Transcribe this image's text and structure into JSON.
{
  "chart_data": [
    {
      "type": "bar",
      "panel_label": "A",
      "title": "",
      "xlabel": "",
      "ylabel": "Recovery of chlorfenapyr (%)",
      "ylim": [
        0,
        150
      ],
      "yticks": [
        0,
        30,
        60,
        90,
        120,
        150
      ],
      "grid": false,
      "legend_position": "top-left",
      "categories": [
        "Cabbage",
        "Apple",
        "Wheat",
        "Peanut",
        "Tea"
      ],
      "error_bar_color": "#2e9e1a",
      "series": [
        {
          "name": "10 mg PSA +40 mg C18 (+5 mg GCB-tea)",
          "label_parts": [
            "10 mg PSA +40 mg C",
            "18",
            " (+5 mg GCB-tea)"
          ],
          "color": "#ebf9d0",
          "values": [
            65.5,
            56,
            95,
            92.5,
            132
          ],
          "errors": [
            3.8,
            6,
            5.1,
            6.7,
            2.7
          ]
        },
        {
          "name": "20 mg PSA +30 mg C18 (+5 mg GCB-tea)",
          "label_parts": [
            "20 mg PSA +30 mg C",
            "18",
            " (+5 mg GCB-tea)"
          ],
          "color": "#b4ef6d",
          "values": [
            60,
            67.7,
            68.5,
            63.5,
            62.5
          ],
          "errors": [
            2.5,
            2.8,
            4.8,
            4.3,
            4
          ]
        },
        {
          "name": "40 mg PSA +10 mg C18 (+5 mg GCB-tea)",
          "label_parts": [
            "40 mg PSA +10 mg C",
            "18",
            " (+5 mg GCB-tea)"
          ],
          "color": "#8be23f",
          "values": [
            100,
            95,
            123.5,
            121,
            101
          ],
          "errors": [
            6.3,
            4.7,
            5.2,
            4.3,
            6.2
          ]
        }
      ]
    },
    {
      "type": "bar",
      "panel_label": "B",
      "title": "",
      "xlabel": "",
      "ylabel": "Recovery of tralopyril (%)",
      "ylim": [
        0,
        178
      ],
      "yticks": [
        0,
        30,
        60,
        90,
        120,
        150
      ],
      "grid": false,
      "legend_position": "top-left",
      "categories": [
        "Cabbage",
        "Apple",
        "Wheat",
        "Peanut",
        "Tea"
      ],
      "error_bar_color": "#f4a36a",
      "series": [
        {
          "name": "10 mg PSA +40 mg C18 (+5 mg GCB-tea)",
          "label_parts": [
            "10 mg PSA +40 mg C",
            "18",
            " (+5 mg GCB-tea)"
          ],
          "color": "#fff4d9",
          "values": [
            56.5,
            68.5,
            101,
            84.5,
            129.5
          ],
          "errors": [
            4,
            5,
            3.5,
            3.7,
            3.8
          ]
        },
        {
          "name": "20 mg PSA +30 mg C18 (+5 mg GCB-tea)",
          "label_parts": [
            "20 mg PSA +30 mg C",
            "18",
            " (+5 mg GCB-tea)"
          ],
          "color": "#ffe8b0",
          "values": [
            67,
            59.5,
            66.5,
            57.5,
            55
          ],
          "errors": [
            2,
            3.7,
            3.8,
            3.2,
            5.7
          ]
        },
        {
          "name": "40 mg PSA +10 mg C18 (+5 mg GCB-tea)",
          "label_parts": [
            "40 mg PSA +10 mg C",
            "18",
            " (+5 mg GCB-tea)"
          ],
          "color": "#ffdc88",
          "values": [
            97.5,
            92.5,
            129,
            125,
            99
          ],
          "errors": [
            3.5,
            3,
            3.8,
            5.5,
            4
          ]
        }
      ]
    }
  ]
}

○ ○ ○ ○

*OBJECTIVE:* Reproduce the records in full, exactly as written.

*TASK OUTPUT:*
Transcribe this image's text and structure into JSON.
{
  "chart_data": [
    {
      "type": "bar",
      "panel_label": "A",
      "title": "",
      "xlabel": "",
      "ylabel": "Recovery of chlorfenapyr (%)",
      "ylim": [
        0,
        150
      ],
      "yticks": [
        0,
        30,
        60,
        90,
        120,
        150
      ],
      "grid": false,
      "legend_position": "top-left",
      "categories": [
        "Cabbage",
        "Apple",
        "Wheat",
        "Peanut",
        "Tea"
      ],
      "error_bar_color": "#2e9e1a",
      "series": [
        {
          "name": "10 mg PSA +40 mg C18 (+5 mg GCB-tea)",
          "label_parts": [
            "10 mg PSA +40 mg C",
            "18",
            " (+5 mg GCB-tea)"
          ],
          "color": "#ebf9d0",
          "values": [
            65.5,
            56,
            95,
            92.5,
            132
          ],
          "errors": [
            3.8,
            6,
            5.1,
            6.7,
            2.7
          ]
        },
        {
          "name": "20 mg PSA +30 mg C18 (+5 mg GCB-tea)",
          "label_parts": [
            "20 mg PSA +30 mg C",
            "18",
            " (+5 mg GCB-tea)"
          ],
          "color": "#b4ef6d",
          "values": [
            60,
            67.7,
            68.5,
            63.5,
            62.5
          ],
          "errors": [
            2.5,
            2.8,
            4.8,
            4.3,
            4
          ]
        },
        {
          "name": "40 mg PSA +10 mg C18 (+5 mg GCB-tea)",
          "label_parts": [
            "40 mg PSA +10 mg C",
            "18",
            " (+5 mg GCB-tea)"
          ],
          "color": "#8be23f",
          "values": [
            100,
            95,
            123.5,
            121,
            101
          ],
          "errors": [
            6.3,
            4.7,
            5.2,
            4.3,
            6.2
          ]
        }
      ]
    },
    {
      "type": "bar",
      "panel_label": "B",
      "title": "",
      "xlabel": "",
      "ylabel": "Recovery of tralopyril (%)",
      "ylim": [
        0,
        178
      ],
      "yticks": [
        0,
        30,
        60,
        90,
        120,
        150
      ],
      "grid": false,
      "legend_position": "top-left",
      "categories": [
        "Cabbage",
        "Apple",
        "Wheat",
        "Peanut",
        "Tea"
      ],
      "error_bar_color": "#f4a36a",
      "series": [
        {
          "name": "10 mg PSA +40 mg C18 (+5 mg GCB-tea)",
          "label_parts": [
            "10 mg PSA +40 mg C",
            "18",
            " (+5 mg GCB-tea)"
          ],
          "color": "#fff4d9",
          "values": [
            56.5,
            68.5,
            101,
            84.5,
            129.5
          ],
          "errors": [
            4,
            5,
            3.5,
            3.7,
            3.8
          ]
        },
        {
          "name": "20 mg PSA +30 mg C18 (+5 mg GCB-tea)",
          "label_parts": [
            "20 mg PSA +30 mg C",
            "18",
            " (+5 mg GCB-tea)"
          ],
          "color": "#ffe8b0",
          "values": [
            67,
            59.5,
            66.5,
            57.5,
            55
          ],
          "errors": [
            2,
            3.7,
            3.8,
            3.2,
            5.7
          ]
        },
        {
          "name": "40 mg PSA +10 mg C18 (+5 mg GCB-tea)",
          "label_parts": [
            "40 mg PSA +10 mg C",
            "18",
            " (+5 mg GCB-tea)"
          ],
          "color": "#ffdc88",
          "values": [
            97.5,
            92.5,
            129,
            125,
            99
          ],
          "errors": [
            3.5,
            3,
            3.8,
            5.5,
            4
          ]
        }
      ]
    }
  ]
}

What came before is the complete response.